**Given information**
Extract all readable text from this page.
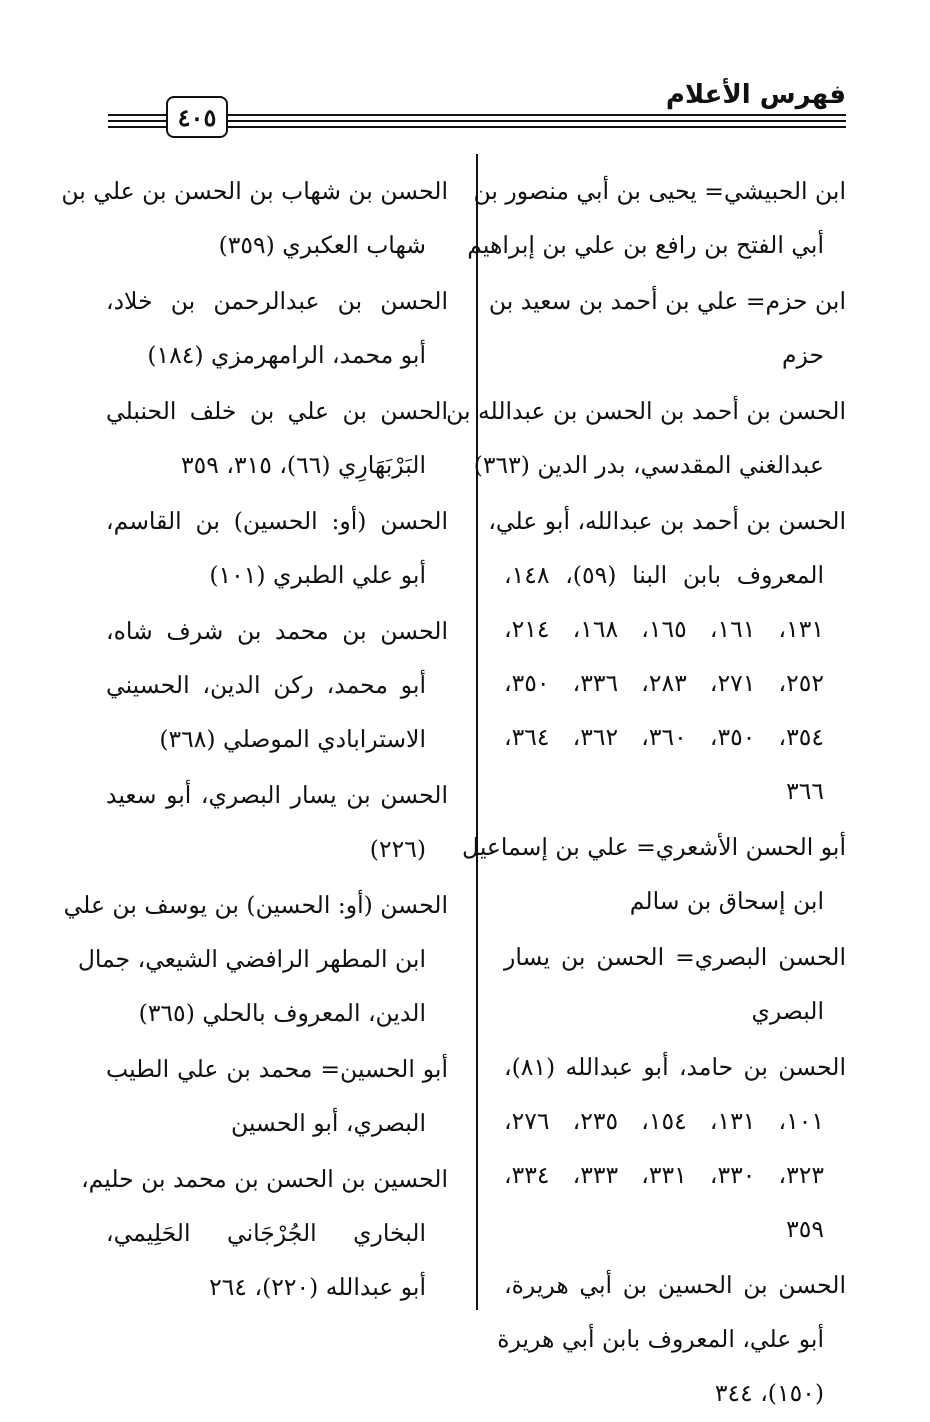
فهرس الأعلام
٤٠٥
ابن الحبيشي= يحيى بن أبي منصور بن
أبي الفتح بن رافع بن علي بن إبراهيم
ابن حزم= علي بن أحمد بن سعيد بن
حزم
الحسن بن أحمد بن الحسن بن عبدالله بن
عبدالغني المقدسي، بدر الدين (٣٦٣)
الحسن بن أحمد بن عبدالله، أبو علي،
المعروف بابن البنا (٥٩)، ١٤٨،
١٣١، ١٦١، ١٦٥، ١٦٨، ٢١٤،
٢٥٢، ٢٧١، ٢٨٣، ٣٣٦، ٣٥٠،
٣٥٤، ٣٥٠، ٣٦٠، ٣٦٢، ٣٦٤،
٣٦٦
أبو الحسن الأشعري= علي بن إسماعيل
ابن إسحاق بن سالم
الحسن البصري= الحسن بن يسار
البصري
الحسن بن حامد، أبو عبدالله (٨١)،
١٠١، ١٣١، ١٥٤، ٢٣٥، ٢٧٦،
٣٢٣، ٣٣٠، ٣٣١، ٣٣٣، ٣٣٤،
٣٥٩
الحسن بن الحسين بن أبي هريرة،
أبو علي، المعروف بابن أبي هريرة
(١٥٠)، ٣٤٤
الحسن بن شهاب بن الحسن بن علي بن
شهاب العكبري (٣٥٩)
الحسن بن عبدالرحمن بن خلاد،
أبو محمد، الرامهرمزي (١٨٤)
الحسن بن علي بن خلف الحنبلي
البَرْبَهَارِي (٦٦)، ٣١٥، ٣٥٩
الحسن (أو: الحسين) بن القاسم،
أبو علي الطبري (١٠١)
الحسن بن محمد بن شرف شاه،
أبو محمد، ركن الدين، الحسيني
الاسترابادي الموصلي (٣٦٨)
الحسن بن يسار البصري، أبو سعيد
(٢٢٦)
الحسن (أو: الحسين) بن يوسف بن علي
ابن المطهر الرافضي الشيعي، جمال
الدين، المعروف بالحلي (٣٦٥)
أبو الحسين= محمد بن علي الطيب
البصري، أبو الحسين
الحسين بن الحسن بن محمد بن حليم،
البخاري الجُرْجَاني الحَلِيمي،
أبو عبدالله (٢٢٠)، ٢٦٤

---

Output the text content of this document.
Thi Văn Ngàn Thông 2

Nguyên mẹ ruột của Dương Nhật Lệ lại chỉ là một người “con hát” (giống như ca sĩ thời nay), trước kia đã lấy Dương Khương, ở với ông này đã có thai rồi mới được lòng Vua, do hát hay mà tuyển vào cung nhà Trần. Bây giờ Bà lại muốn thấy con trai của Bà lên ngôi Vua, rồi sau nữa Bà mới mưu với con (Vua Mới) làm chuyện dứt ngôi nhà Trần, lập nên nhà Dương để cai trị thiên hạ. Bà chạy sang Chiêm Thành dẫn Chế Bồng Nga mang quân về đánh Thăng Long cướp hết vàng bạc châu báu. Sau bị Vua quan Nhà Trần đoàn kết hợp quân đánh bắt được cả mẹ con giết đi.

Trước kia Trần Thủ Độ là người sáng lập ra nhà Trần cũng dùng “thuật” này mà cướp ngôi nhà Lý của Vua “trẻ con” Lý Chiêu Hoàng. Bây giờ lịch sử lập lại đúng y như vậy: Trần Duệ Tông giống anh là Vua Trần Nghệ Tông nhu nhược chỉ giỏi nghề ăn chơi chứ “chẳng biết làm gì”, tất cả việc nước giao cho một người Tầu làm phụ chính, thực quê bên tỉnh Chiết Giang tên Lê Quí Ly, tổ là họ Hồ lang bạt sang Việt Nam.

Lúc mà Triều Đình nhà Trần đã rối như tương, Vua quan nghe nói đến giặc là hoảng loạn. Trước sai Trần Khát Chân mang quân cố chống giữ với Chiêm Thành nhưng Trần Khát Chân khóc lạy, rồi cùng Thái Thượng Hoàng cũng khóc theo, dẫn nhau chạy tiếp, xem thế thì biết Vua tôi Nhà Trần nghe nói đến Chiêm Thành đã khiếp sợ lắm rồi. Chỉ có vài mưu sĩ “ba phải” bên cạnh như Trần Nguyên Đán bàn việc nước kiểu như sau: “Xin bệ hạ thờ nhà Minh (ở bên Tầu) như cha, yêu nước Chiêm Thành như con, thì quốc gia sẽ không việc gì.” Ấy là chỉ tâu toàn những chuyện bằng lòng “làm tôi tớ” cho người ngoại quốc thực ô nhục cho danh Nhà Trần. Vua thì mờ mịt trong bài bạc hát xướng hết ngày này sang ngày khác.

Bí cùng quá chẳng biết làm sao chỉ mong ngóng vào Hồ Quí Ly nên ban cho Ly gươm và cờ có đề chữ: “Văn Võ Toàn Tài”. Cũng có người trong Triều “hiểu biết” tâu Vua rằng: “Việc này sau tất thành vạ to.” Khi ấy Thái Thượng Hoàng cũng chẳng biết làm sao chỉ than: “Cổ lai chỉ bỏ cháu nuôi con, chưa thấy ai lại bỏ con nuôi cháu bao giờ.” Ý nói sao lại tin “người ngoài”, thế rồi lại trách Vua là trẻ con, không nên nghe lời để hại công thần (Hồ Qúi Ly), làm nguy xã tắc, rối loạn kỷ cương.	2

...

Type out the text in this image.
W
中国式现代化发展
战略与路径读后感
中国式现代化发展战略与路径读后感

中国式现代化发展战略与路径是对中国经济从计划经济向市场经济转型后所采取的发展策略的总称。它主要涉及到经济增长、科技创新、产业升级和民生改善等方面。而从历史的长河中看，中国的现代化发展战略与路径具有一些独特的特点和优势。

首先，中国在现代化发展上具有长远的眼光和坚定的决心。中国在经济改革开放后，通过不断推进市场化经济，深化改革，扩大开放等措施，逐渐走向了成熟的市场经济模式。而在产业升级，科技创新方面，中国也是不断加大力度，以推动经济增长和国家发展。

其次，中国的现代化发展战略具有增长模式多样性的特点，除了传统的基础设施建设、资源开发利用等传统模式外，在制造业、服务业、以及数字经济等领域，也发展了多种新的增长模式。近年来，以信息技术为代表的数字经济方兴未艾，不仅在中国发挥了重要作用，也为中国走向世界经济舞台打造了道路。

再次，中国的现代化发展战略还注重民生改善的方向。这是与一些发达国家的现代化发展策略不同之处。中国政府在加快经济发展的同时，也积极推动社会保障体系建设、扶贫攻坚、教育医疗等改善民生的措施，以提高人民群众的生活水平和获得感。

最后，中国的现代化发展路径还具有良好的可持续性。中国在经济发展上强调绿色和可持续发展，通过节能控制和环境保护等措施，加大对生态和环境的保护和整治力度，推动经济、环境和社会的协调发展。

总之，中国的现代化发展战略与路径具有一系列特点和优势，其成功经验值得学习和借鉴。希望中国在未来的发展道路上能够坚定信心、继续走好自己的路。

**Instructions to follow**
Where a line in the entries holds the word "الدين", copy that line.

**Reply to the task**
عبدالغني المقدسي، بدر الدين (٣٦٣)
أبو محمد، ركن الدين، الحسيني
الدين، المعروف بالحلي (٣٦٥)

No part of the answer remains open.